### Given problem
Every line below should be repeated exactly.

Extracted data entries:
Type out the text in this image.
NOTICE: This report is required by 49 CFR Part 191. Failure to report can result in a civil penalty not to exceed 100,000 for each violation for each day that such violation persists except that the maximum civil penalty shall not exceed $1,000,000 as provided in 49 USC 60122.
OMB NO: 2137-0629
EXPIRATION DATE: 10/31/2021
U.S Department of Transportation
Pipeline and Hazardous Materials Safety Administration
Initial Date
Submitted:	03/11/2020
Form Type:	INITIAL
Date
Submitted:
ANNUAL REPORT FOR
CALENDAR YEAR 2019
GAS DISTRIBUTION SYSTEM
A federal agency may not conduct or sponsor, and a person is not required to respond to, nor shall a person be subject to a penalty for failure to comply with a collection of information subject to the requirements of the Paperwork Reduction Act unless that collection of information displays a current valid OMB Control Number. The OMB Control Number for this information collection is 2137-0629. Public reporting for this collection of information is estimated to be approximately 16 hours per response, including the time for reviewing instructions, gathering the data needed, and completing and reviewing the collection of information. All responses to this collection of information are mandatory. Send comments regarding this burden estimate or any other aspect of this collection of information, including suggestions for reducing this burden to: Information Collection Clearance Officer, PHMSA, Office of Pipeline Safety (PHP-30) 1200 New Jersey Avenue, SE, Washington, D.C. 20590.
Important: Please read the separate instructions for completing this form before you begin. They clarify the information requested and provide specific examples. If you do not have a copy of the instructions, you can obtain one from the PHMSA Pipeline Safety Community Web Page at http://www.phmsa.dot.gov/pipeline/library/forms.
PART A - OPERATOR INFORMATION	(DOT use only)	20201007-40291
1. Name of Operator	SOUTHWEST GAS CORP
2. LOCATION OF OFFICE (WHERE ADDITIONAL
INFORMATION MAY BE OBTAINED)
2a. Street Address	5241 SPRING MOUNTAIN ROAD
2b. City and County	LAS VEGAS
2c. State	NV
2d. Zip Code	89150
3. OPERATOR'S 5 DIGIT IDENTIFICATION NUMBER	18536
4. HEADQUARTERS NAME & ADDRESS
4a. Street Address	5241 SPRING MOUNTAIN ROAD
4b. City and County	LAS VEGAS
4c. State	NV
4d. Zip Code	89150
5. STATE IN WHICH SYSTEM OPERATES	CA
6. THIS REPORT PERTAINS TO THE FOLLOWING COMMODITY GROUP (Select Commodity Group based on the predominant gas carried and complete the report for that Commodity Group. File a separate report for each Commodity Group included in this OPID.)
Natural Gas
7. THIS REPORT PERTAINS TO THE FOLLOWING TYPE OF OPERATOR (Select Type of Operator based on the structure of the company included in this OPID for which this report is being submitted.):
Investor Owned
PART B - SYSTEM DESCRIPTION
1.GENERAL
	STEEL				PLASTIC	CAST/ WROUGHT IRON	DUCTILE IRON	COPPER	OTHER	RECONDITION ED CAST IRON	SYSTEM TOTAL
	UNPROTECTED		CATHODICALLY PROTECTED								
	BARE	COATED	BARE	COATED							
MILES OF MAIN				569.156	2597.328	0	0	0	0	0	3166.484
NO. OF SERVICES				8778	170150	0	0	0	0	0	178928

### Task result
Type out the text in this image.
NOTICE: This report is required by 49 CFR Part 191. Failure to report can result in a civil penalty not to exceed 100,000 for each violation for each day that such violation persists except that the maximum civil penalty shall not exceed $1,000,000 as provided in 49 USC 60122.
OMB NO: 2137-0629
EXPIRATION DATE: 10/31/2021
U.S Department of Transportation
Pipeline and Hazardous Materials Safety Administration
Initial Date
Submitted:	03/11/2020
Form Type:	INITIAL
Date
Submitted:
ANNUAL REPORT FOR
CALENDAR YEAR 2019
GAS DISTRIBUTION SYSTEM
A federal agency may not conduct or sponsor, and a person is not required to respond to, nor shall a person be subject to a penalty for failure to comply with a collection of information subject to the requirements of the Paperwork Reduction Act unless that collection of information displays a current valid OMB Control Number. The OMB Control Number for this information collection is 2137-0629. Public reporting for this collection of information is estimated to be approximately 16 hours per response, including the time for reviewing instructions, gathering the data needed, and completing and reviewing the collection of information. All responses to this collection of information are mandatory. Send comments regarding this burden estimate or any other aspect of this collection of information, including suggestions for reducing this burden to: Information Collection Clearance Officer, PHMSA, Office of Pipeline Safety (PHP-30) 1200 New Jersey Avenue, SE, Washington, D.C. 20590.
Important: Please read the separate instructions for completing this form before you begin. They clarify the information requested and provide specific examples. If you do not have a copy of the instructions, you can obtain one from the PHMSA Pipeline Safety Community Web Page at http://www.phmsa.dot.gov/pipeline/library/forms.
PART A - OPERATOR INFORMATION	(DOT use only)	20201007-40291
1. Name of Operator	SOUTHWEST GAS CORP
2. LOCATION OF OFFICE (WHERE ADDITIONAL
INFORMATION MAY BE OBTAINED)
2a. Street Address	5241 SPRING MOUNTAIN ROAD
2b. City and County	LAS VEGAS
2c. State	NV
2d. Zip Code	89150
3. OPERATOR'S 5 DIGIT IDENTIFICATION NUMBER	18536
4. HEADQUARTERS NAME & ADDRESS
4a. Street Address	5241 SPRING MOUNTAIN ROAD
4b. City and County	LAS VEGAS
4c. State	NV
4d. Zip Code	89150
5. STATE IN WHICH SYSTEM OPERATES	CA
6. THIS REPORT PERTAINS TO THE FOLLOWING COMMODITY GROUP (Select Commodity Group based on the predominant gas carried and complete the report for that Commodity Group. File a separate report for each Commodity Group included in this OPID.)
Natural Gas
7. THIS REPORT PERTAINS TO THE FOLLOWING TYPE OF OPERATOR (Select Type of Operator based on the structure of the company included in this OPID for which this report is being submitted.):
Investor Owned
PART B - SYSTEM DESCRIPTION
1.GENERAL
	STEEL				PLASTIC	CAST/ WROUGHT IRON	DUCTILE IRON	COPPER	OTHER	RECONDITION ED CAST IRON	SYSTEM TOTAL
	UNPROTECTED		CATHODICALLY PROTECTED								
	BARE	COATED	BARE	COATED							
MILES OF MAIN				569.156	2597.328	0	0	0	0	0	3166.484
NO. OF SERVICES				8778	170150	0	0	0	0	0	178928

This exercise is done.